Pick every line from the data that holds the word "extensive".

Source data:
□ □ □

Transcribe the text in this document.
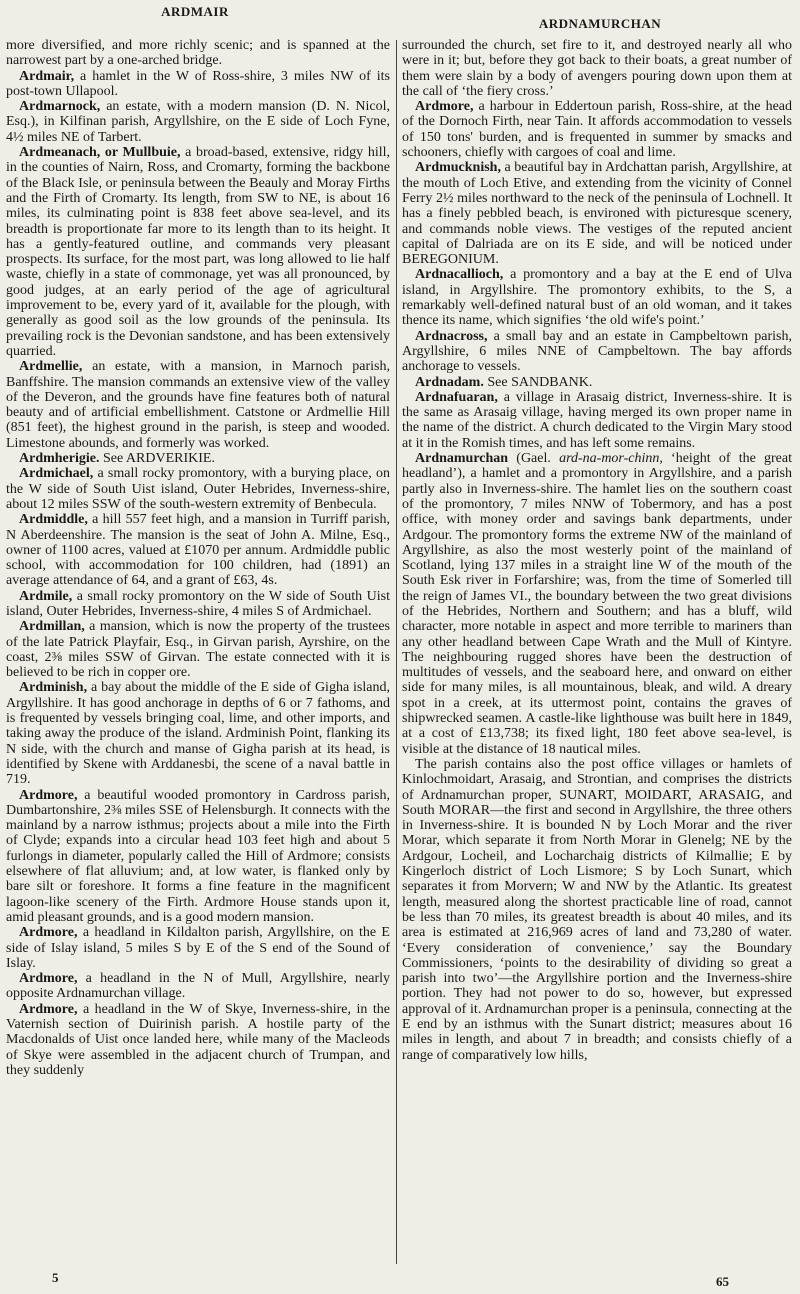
ARDMAIR
ARDNAMURCHAN

more diversified, and more richly scenic; and is spanned at the narrowest part by a one-arched bridge.

Ardmair, a hamlet in the W of Ross-shire, 3 miles NW of its post-town Ullapool.

Ardmarnock, an estate, with a modern mansion (D. N. Nicol, Esq.), in Kilfinan parish, Argyllshire, on the E side of Loch Fyne, 4½ miles NE of Tarbert.

Ardmeanach, or Mullbuie, a broad-based, extensive, ridgy hill, in the counties of Nairn, Ross, and Cromarty, forming the backbone of the Black Isle, or peninsula between the Beauly and Moray Firths and the Firth of Cromarty. Its length, from SW to NE, is about 16 miles, its culminating point is 838 feet above sea-level, and its breadth is proportionate far more to its length than to its height. It has a gently-featured outline, and commands very pleasant prospects. Its surface, for the most part, was long allowed to lie half waste, chiefly in a state of commonage, yet was all pronounced, by good judges, at an early period of the age of agricultural improvement to be, every yard of it, available for the plough, with generally as good soil as the low grounds of the peninsula. Its prevailing rock is the Devonian sandstone, and has been extensively quarried.

Ardmellie, an estate, with a mansion, in Marnoch parish, Banffshire. The mansion commands an extensive view of the valley of the Deveron, and the grounds have fine features both of natural beauty and of artificial embellishment. Catstone or Ardmellie Hill (851 feet), the highest ground in the parish, is steep and wooded. Limestone abounds, and formerly was worked.

Ardmherigie. See ARDVERIKIE.

Ardmichael, a small rocky promontory, with a burying place, on the W side of South Uist island, Outer Hebrides, Inverness-shire, about 12 miles SSW of the south-western extremity of Benbecula.

Ardmiddle, a hill 557 feet high, and a mansion in Turriff parish, N Aberdeenshire. The mansion is the seat of John A. Milne, Esq., owner of 1100 acres, valued at £1070 per annum. Ardmiddle public school, with accommodation for 100 children, had (1891) an average attendance of 64, and a grant of £63, 4s.

Ardmile, a small rocky promontory on the W side of South Uist island, Outer Hebrides, Inverness-shire, 4 miles S of Ardmichael.

Ardmillan, a mansion, which is now the property of the trustees of the late Patrick Playfair, Esq., in Girvan parish, Ayrshire, on the coast, 2⅜ miles SSW of Girvan. The estate connected with it is believed to be rich in copper ore.

Ardminish, a bay about the middle of the E side of Gigha island, Argyllshire. It has good anchorage in depths of 6 or 7 fathoms, and is frequented by vessels bringing coal, lime, and other imports, and taking away the produce of the island. Ardminish Point, flanking its N side, with the church and manse of Gigha parish at its head, is identified by Skene with Arddanesbi, the scene of a naval battle in 719.

Ardmore, a beautiful wooded promontory in Cardross parish, Dumbartonshire, 2⅜ miles SSE of Helensburgh. It connects with the mainland by a narrow isthmus; projects about a mile into the Firth of Clyde; expands into a circular head 103 feet high and about 5 furlongs in diameter, popularly called the Hill of Ardmore; consists elsewhere of flat alluvium; and, at low water, is flanked only by bare silt or foreshore. It forms a fine feature in the magnificent lagoon-like scenery of the Firth. Ardmore House stands upon it, amid pleasant grounds, and is a good modern mansion.

Ardmore, a headland in Kildalton parish, Argyllshire, on the E side of Islay island, 5 miles S by E of the S end of the Sound of Islay.

Ardmore, a headland in the N of Mull, Argyllshire, nearly opposite Ardnamurchan village.

Ardmore, a headland in the W of Skye, Inverness-shire, in the Vaternish section of Duirinish parish. A hostile party of the Macdonalds of Uist once landed here, while many of the Macleods of Skye were assembled in the adjacent church of Trumpan, and they suddenly

surrounded the church, set fire to it, and destroyed nearly all who were in it; but, before they got back to their boats, a great number of them were slain by a body of avengers pouring down upon them at the call of ‘the fiery cross.’

Ardmore, a harbour in Eddertoun parish, Ross-shire, at the head of the Dornoch Firth, near Tain. It affords accommodation to vessels of 150 tons' burden, and is frequented in summer by smacks and schooners, chiefly with cargoes of coal and lime.

Ardmucknish, a beautiful bay in Ardchattan parish, Argyllshire, at the mouth of Loch Etive, and extending from the vicinity of Connel Ferry 2½ miles northward to the neck of the peninsula of Lochnell. It has a finely pebbled beach, is environed with picturesque scenery, and commands noble views. The vestiges of the reputed ancient capital of Dalriada are on its E side, and will be noticed under BEREGONIUM.

Ardnacallioch, a promontory and a bay at the E end of Ulva island, in Argyllshire. The promontory exhibits, to the S, a remarkably well-defined natural bust of an old woman, and it takes thence its name, which signifies ‘the old wife's point.’

Ardnacross, a small bay and an estate in Campbeltown parish, Argyllshire, 6 miles NNE of Campbeltown. The bay affords anchorage to vessels.

Ardnadam. See SANDBANK.

Ardnafuaran, a village in Arasaig district, Inverness-shire. It is the same as Arasaig village, having merged its own proper name in the name of the district. A church dedicated to the Virgin Mary stood at it in the Romish times, and has left some remains.

Ardnamurchan (Gael. ard-na-mor-chinn, ‘height of the great headland’), a hamlet and a promontory in Argyllshire, and a parish partly also in Inverness-shire. The hamlet lies on the southern coast of the promontory, 7 miles NNW of Tobermory, and has a post office, with money order and savings bank departments, under Ardgour. The promontory forms the extreme NW of the mainland of Argyllshire, as also the most westerly point of the mainland of Scotland, lying 137 miles in a straight line W of the mouth of the South Esk river in Forfarshire; was, from the time of Somerled till the reign of James VI., the boundary between the two great divisions of the Hebrides, Northern and Southern; and has a bluff, wild character, more notable in aspect and more terrible to mariners than any other headland between Cape Wrath and the Mull of Kintyre. The neighbouring rugged shores have been the destruction of multitudes of vessels, and the seaboard here, and onward on either side for many miles, is all mountainous, bleak, and wild. A dreary spot in a creek, at its uttermost point, contains the graves of shipwrecked seamen. A castle-like lighthouse was built here in 1849, at a cost of £13,738; its fixed light, 180 feet above sea-level, is visible at the distance of 18 nautical miles.

The parish contains also the post office villages or hamlets of Kinlochmoidart, Arasaig, and Strontian, and comprises the districts of Ardnamurchan proper, SUNART, MOIDART, ARASAIG, and South MORAR—the first and second in Argyllshire, the three others in Inverness-shire. It is bounded N by Loch Morar and the river Morar, which separate it from North Morar in Glenelg; NE by the Ardgour, Locheil, and Locharchaig districts of Kilmallie; E by Kingerloch district of Loch Lismore; S by Loch Sunart, which separates it from Morvern; W and NW by the Atlantic. Its greatest length, measured along the shortest practicable line of road, cannot be less than 70 miles, its greatest breadth is about 40 miles, and its area is estimated at 216,969 acres of land and 73,280 of water. ‘Every consideration of convenience,’ say the Boundary Commissioners, ‘points to the desirability of dividing so great a parish into two’—the Argyllshire portion and the Inverness-shire portion. They had not power to do so, however, but expressed approval of it. Ardnamurchan proper is a peninsula, connecting at the E end by an isthmus with the Sunart district; measures about 16 miles in length, and about 7 in breadth; and consists chiefly of a range of comparatively low hills,

5	65
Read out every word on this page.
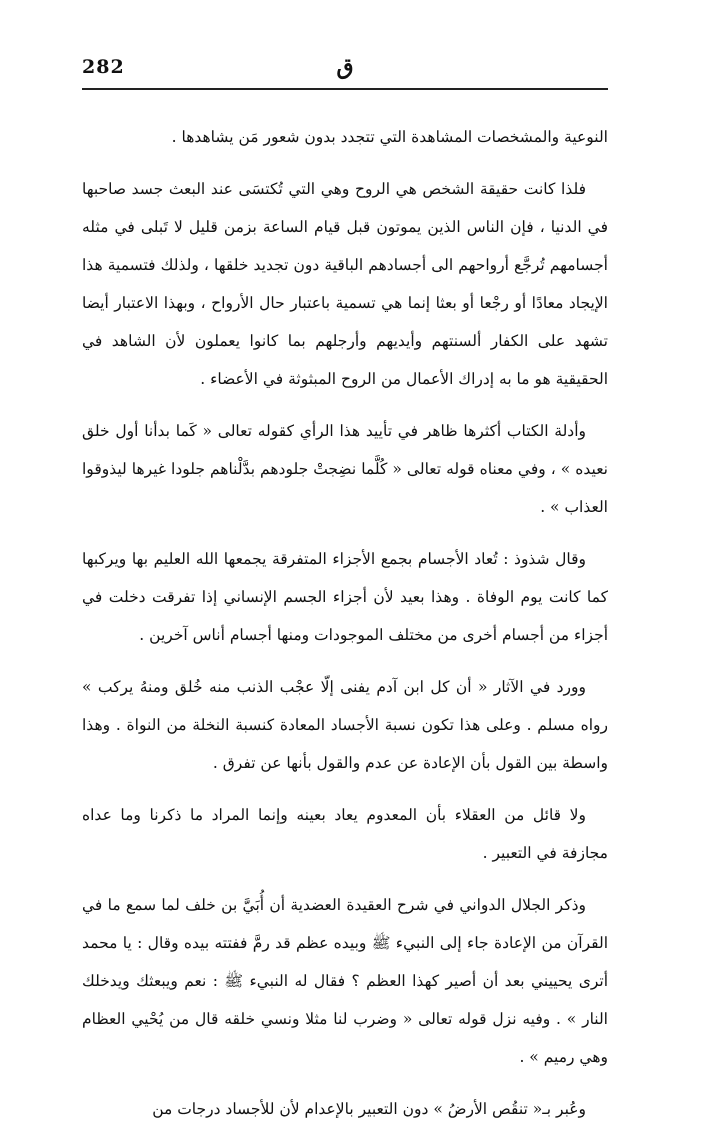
282	ق

النوعية والمشخصات المشاهدة التي تتجدد بدون شعور مَن يشاهدها .

فلذا كانت حقيقة الشخص هي الروح وهي التي تُكتسَى عند البعث جسد صاحبها في الدنيا ، فإن الناس الذين يموتون قبل قيام الساعة بزمن قليل لا تَبلى في مثله أجسامهم تُرجَّع أرواحهم الى أجسادهم الباقية دون تجديد خلقها ، ولذلك فتسمية هذا الإيجاد معادًا أو رجْعا أو بعثا إنما هي تسمية باعتبار حال الأرواح ، وبهذا الاعتبار أيضا تشهد على الكفار ألسنتهم وأيديهم وأرجلهم بما كانوا يعملون لأن الشاهد في الحقيقية هو ما به إدراك الأعمال من الروح المبثوثة في الأعضاء .

وأدلة الكتاب أكثرها ظاهر في تأييد هذا الرأي كقوله تعالى « كَما بدأنا أول خلق نعيده » ، وفي معناه قوله تعالى « كُلَّما نضِجتْ جلودهم بدَّلْناهم جلودا غيرها ليذوقوا العذاب » .

وقال شذوذ : تُعاد الأجسام بجمع الأجزاء المتفرقة يجمعها الله العليم بها ويركبها كما كانت يوم الوفاة . وهذا بعيد لأن أجزاء الجسم الإنساني إذا تفرقت دخلت في أجزاء من أجسام أخرى من مختلف الموجودات ومنها أجسام أناس آخرين .

وورد في الآثار « أن كل ابن آدم يفنى إلّا عجْب الذنب منه خُلق ومنهُ يركب » رواه مسلم . وعلى هذا تكون نسبة الأجساد المعادة كنسبة النخلة من النواة . وهذا واسطة بين القول بأن الإعادة عن عدم والقول بأنها عن تفرق .

ولا قائل من العقلاء بأن المعدوم يعاد بعينه وإنما المراد ما ذكرنا وما عداه مجازفة في التعبير .

وذكر الجلال الدواني في شرح العقيدة العضدية أن أُبَيَّ بن خلف لما سمع ما في القرآن من الإعادة جاء إلى النبيء ﷺ وبيده عظم قد رمَّ ففتته بيده وقال : يا محمد أترى يحييني بعد أن أصير كهذا العظم ؟ فقال له النبيء ﷺ : نعم ويبعثك ويدخلك النار » . وفيه نزل قوله تعالى « وضرب لنا مثلا ونسي خلقه قال من يُحْيي العظام وهي رميم » .

وعُبر بـ« تنقُص الأرضُ » دون التعبير بالإعدام لأن للأجساد درجات من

□ □ □

Response below:
Ardmeanach, or Mullbuie, a broad-based, extensive, ridgy hill, in the counties of Nairn, Ross, and Cromarty, forming the backbone of the Black Isle, or peninsula between the Beauly and Moray Firths and the Firth of Cromarty. Its length, from SW to NE, is about 16 miles, its culminating point is 838 feet above sea-level, and its breadth is proportionate far more to its length than to its height. It has a gently-featured outline, and commands very pleasant prospects. Its surface, for the most part, was long allowed to lie half waste, chiefly in a state of commonage, yet was all pronounced, by good judges, at an early period of the age of agricultural improvement to be, every yard of it, available for the plough, with generally as good soil as the low grounds of the peninsula. Its prevailing rock is the Devonian sandstone, and has been extensively quarried.
Ardmellie, an estate, with a mansion, in Marnoch parish, Banffshire. The mansion commands an extensive view of the valley of the Deveron, and the grounds have fine features both of natural beauty and of artificial embellishment. Catstone or Ardmellie Hill (851 feet), the highest ground in the parish, is steep and wooded. Limestone abounds, and formerly was worked.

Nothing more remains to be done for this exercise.